Lines of data
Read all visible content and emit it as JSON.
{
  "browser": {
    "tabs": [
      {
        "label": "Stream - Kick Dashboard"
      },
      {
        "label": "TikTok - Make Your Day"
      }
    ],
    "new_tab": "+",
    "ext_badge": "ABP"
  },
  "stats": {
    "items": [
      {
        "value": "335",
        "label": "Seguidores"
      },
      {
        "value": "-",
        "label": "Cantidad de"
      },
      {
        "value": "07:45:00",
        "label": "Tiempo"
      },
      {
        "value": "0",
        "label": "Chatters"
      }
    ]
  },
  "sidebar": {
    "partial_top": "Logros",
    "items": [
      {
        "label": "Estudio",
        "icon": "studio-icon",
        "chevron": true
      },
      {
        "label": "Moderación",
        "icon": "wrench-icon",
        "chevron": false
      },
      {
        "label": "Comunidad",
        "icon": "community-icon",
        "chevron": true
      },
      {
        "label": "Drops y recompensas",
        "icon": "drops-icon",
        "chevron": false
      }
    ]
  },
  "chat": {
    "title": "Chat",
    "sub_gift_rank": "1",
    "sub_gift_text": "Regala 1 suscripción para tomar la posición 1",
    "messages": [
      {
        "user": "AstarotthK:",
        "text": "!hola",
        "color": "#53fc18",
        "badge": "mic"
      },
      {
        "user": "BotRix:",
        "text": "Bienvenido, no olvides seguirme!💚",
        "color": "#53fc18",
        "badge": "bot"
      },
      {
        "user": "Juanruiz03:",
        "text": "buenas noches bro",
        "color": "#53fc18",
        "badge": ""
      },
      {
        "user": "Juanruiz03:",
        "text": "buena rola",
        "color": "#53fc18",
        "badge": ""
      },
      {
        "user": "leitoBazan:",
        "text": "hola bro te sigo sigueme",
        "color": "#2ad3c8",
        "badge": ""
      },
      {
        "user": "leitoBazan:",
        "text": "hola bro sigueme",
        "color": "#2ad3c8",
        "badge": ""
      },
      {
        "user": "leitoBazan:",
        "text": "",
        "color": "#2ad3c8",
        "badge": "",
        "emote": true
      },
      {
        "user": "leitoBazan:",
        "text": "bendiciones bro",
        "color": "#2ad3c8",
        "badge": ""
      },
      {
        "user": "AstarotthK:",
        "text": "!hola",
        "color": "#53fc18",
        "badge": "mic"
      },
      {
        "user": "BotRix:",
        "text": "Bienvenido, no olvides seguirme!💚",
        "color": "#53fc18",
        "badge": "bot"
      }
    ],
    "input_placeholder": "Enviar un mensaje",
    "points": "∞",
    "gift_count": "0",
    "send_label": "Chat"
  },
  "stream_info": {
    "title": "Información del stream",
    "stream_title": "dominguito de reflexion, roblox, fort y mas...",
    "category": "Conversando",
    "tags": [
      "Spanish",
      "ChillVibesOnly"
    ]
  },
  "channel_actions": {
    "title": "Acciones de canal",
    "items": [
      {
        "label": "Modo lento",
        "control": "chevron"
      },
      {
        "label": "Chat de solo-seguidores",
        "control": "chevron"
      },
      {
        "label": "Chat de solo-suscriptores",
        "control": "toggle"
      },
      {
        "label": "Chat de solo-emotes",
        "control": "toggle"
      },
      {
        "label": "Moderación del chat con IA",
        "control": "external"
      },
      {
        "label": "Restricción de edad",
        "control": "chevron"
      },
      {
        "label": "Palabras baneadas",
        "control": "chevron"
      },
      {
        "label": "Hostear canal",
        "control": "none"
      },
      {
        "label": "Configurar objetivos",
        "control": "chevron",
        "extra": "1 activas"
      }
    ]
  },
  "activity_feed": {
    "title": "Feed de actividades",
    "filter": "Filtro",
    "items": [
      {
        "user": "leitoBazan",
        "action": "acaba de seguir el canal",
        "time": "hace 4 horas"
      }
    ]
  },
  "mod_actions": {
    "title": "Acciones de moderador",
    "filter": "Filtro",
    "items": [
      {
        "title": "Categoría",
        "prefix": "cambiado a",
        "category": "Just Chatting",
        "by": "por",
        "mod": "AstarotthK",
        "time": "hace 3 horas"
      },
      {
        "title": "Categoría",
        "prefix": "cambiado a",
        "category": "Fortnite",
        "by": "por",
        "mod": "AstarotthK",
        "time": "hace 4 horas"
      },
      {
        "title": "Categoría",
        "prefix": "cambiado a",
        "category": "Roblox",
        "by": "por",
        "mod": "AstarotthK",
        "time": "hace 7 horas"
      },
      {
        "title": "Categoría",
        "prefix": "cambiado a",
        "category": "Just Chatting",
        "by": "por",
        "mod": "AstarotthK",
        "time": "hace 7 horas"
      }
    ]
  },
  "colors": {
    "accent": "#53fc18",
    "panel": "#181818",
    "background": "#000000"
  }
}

■ Goal:
Copy out the full set of records precisely, leaving nothing out.

■ Solved problem:
Read all visible content and emit it as JSON.
{
  "browser": {
    "tabs": [
      {
        "label": "Stream - Kick Dashboard"
      },
      {
        "label": "TikTok - Make Your Day"
      }
    ],
    "new_tab": "+",
    "ext_badge": "ABP"
  },
  "stats": {
    "items": [
      {
        "value": "335",
        "label": "Seguidores"
      },
      {
        "value": "-",
        "label": "Cantidad de"
      },
      {
        "value": "07:45:00",
        "label": "Tiempo"
      },
      {
        "value": "0",
        "label": "Chatters"
      }
    ]
  },
  "sidebar": {
    "partial_top": "Logros",
    "items": [
      {
        "label": "Estudio",
        "icon": "studio-icon",
        "chevron": true
      },
      {
        "label": "Moderación",
        "icon": "wrench-icon",
        "chevron": false
      },
      {
        "label": "Comunidad",
        "icon": "community-icon",
        "chevron": true
      },
      {
        "label": "Drops y recompensas",
        "icon": "drops-icon",
        "chevron": false
      }
    ]
  },
  "chat": {
    "title": "Chat",
    "sub_gift_rank": "1",
    "sub_gift_text": "Regala 1 suscripción para tomar la posición 1",
    "messages": [
      {
        "user": "AstarotthK:",
        "text": "!hola",
        "color": "#53fc18",
        "badge": "mic"
      },
      {
        "user": "BotRix:",
        "text": "Bienvenido, no olvides seguirme!💚",
        "color": "#53fc18",
        "badge": "bot"
      },
      {
        "user": "Juanruiz03:",
        "text": "buenas noches bro",
        "color": "#53fc18",
        "badge": ""
      },
      {
        "user": "Juanruiz03:",
        "text": "buena rola",
        "color": "#53fc18",
        "badge": ""
      },
      {
        "user": "leitoBazan:",
        "text": "hola bro te sigo sigueme",
        "color": "#2ad3c8",
        "badge": ""
      },
      {
        "user": "leitoBazan:",
        "text": "hola bro sigueme",
        "color": "#2ad3c8",
        "badge": ""
      },
      {
        "user": "leitoBazan:",
        "text": "",
        "color": "#2ad3c8",
        "badge": "",
        "emote": true
      },
      {
        "user": "leitoBazan:",
        "text": "bendiciones bro",
        "color": "#2ad3c8",
        "badge": ""
      },
      {
        "user": "AstarotthK:",
        "text": "!hola",
        "color": "#53fc18",
        "badge": "mic"
      },
      {
        "user": "BotRix:",
        "text": "Bienvenido, no olvides seguirme!💚",
        "color": "#53fc18",
        "badge": "bot"
      }
    ],
    "input_placeholder": "Enviar un mensaje",
    "points": "∞",
    "gift_count": "0",
    "send_label": "Chat"
  },
  "stream_info": {
    "title": "Información del stream",
    "stream_title": "dominguito de reflexion, roblox, fort y mas...",
    "category": "Conversando",
    "tags": [
      "Spanish",
      "ChillVibesOnly"
    ]
  },
  "channel_actions": {
    "title": "Acciones de canal",
    "items": [
      {
        "label": "Modo lento",
        "control": "chevron"
      },
      {
        "label": "Chat de solo-seguidores",
        "control": "chevron"
      },
      {
        "label": "Chat de solo-suscriptores",
        "control": "toggle"
      },
      {
        "label": "Chat de solo-emotes",
        "control": "toggle"
      },
      {
        "label": "Moderación del chat con IA",
        "control": "external"
      },
      {
        "label": "Restricción de edad",
        "control": "chevron"
      },
      {
        "label": "Palabras baneadas",
        "control": "chevron"
      },
      {
        "label": "Hostear canal",
        "control": "none"
      },
      {
        "label": "Configurar objetivos",
        "control": "chevron",
        "extra": "1 activas"
      }
    ]
  },
  "activity_feed": {
    "title": "Feed de actividades",
    "filter": "Filtro",
    "items": [
      {
        "user": "leitoBazan",
        "action": "acaba de seguir el canal",
        "time": "hace 4 horas"
      }
    ]
  },
  "mod_actions": {
    "title": "Acciones de moderador",
    "filter": "Filtro",
    "items": [
      {
        "title": "Categoría",
        "prefix": "cambiado a",
        "category": "Just Chatting",
        "by": "por",
        "mod": "AstarotthK",
        "time": "hace 3 horas"
      },
      {
        "title": "Categoría",
        "prefix": "cambiado a",
        "category": "Fortnite",
        "by": "por",
        "mod": "AstarotthK",
        "time": "hace 4 horas"
      },
      {
        "title": "Categoría",
        "prefix": "cambiado a",
        "category": "Roblox",
        "by": "por",
        "mod": "AstarotthK",
        "time": "hace 7 horas"
      },
      {
        "title": "Categoría",
        "prefix": "cambiado a",
        "category": "Just Chatting",
        "by": "por",
        "mod": "AstarotthK",
        "time": "hace 7 horas"
      }
    ]
  },
  "colors": {
    "accent": "#53fc18",
    "panel": "#181818",
    "background": "#000000"
  }
}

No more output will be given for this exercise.